• **Request**:
Reproduce each record exactly.

(Stored data)
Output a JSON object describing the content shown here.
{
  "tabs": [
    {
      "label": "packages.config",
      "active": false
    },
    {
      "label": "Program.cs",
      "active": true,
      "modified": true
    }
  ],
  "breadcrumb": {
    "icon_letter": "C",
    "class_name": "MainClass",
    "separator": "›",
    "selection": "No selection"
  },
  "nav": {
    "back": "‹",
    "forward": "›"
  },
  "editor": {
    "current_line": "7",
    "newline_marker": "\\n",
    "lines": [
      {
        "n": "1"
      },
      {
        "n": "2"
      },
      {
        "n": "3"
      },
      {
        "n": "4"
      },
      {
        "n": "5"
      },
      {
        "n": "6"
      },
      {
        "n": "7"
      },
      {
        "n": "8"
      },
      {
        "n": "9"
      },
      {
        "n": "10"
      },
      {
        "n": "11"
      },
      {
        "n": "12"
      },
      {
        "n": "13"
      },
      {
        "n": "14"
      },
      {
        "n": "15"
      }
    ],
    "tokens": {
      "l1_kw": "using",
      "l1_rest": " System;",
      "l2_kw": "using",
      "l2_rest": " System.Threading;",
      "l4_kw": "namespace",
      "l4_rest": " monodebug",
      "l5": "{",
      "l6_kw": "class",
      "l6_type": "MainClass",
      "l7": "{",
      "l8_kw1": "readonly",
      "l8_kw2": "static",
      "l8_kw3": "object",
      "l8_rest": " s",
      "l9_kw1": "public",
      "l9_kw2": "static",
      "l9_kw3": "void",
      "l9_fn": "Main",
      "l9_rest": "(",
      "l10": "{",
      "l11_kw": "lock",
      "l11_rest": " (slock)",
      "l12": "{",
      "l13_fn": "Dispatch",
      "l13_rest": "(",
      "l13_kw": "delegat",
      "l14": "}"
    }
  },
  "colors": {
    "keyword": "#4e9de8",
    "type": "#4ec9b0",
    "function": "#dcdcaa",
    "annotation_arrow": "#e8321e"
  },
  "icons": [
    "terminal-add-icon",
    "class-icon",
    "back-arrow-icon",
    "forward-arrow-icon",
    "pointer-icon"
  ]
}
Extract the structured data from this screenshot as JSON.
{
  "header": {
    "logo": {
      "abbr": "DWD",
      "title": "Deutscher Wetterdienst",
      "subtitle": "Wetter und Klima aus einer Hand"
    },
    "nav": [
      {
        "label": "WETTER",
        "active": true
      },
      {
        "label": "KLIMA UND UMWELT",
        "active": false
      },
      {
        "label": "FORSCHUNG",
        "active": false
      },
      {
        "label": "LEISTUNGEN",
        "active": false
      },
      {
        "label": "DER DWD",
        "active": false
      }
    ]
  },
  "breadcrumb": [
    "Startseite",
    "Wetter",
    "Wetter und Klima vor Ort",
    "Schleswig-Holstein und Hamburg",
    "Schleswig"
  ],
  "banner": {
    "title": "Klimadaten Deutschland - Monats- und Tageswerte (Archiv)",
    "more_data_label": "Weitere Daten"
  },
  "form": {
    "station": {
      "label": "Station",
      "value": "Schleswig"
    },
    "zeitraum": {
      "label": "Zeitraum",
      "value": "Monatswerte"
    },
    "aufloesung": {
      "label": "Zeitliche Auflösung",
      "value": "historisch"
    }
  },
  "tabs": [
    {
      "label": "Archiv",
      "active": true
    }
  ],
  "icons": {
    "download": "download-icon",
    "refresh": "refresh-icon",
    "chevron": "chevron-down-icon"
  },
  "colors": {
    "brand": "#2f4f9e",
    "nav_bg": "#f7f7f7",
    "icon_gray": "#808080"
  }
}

• **Written answer**:
Output a JSON object describing the content shown here.
{
  "tabs": [
    {
      "label": "packages.config",
      "active": false
    },
    {
      "label": "Program.cs",
      "active": true,
      "modified": true
    }
  ],
  "breadcrumb": {
    "icon_letter": "C",
    "class_name": "MainClass",
    "separator": "›",
    "selection": "No selection"
  },
  "nav": {
    "back": "‹",
    "forward": "›"
  },
  "editor": {
    "current_line": "7",
    "newline_marker": "\\n",
    "lines": [
      {
        "n": "1"
      },
      {
        "n": "2"
      },
      {
        "n": "3"
      },
      {
        "n": "4"
      },
      {
        "n": "5"
      },
      {
        "n": "6"
      },
      {
        "n": "7"
      },
      {
        "n": "8"
      },
      {
        "n": "9"
      },
      {
        "n": "10"
      },
      {
        "n": "11"
      },
      {
        "n": "12"
      },
      {
        "n": "13"
      },
      {
        "n": "14"
      },
      {
        "n": "15"
      }
    ],
    "tokens": {
      "l1_kw": "using",
      "l1_rest": " System;",
      "l2_kw": "using",
      "l2_rest": " System.Threading;",
      "l4_kw": "namespace",
      "l4_rest": " monodebug",
      "l5": "{",
      "l6_kw": "class",
      "l6_type": "MainClass",
      "l7": "{",
      "l8_kw1": "readonly",
      "l8_kw2": "static",
      "l8_kw3": "object",
      "l8_rest": " s",
      "l9_kw1": "public",
      "l9_kw2": "static",
      "l9_kw3": "void",
      "l9_fn": "Main",
      "l9_rest": "(",
      "l10": "{",
      "l11_kw": "lock",
      "l11_rest": " (slock)",
      "l12": "{",
      "l13_fn": "Dispatch",
      "l13_rest": "(",
      "l13_kw": "delegat",
      "l14": "}"
    }
  },
  "colors": {
    "keyword": "#4e9de8",
    "type": "#4ec9b0",
    "function": "#dcdcaa",
    "annotation_arrow": "#e8321e"
  },
  "icons": [
    "terminal-add-icon",
    "class-icon",
    "back-arrow-icon",
    "forward-arrow-icon",
    "pointer-icon"
  ]
}
Extract the structured data from this screenshot as JSON.
{
  "header": {
    "logo": {
      "abbr": "DWD",
      "title": "Deutscher Wetterdienst",
      "subtitle": "Wetter und Klima aus einer Hand"
    },
    "nav": [
      {
        "label": "WETTER",
        "active": true
      },
      {
        "label": "KLIMA UND UMWELT",
        "active": false
      },
      {
        "label": "FORSCHUNG",
        "active": false
      },
      {
        "label": "LEISTUNGEN",
        "active": false
      },
      {
        "label": "DER DWD",
        "active": false
      }
    ]
  },
  "breadcrumb": [
    "Startseite",
    "Wetter",
    "Wetter und Klima vor Ort",
    "Schleswig-Holstein und Hamburg",
    "Schleswig"
  ],
  "banner": {
    "title": "Klimadaten Deutschland - Monats- und Tageswerte (Archiv)",
    "more_data_label": "Weitere Daten"
  },
  "form": {
    "station": {
      "label": "Station",
      "value": "Schleswig"
    },
    "zeitraum": {
      "label": "Zeitraum",
      "value": "Monatswerte"
    },
    "aufloesung": {
      "label": "Zeitliche Auflösung",
      "value": "historisch"
    }
  },
  "tabs": [
    {
      "label": "Archiv",
      "active": true
    }
  ],
  "icons": {
    "download": "download-icon",
    "refresh": "refresh-icon",
    "chevron": "chevron-down-icon"
  },
  "colors": {
    "brand": "#2f4f9e",
    "nav_bg": "#f7f7f7",
    "icon_gray": "#808080"
  }
}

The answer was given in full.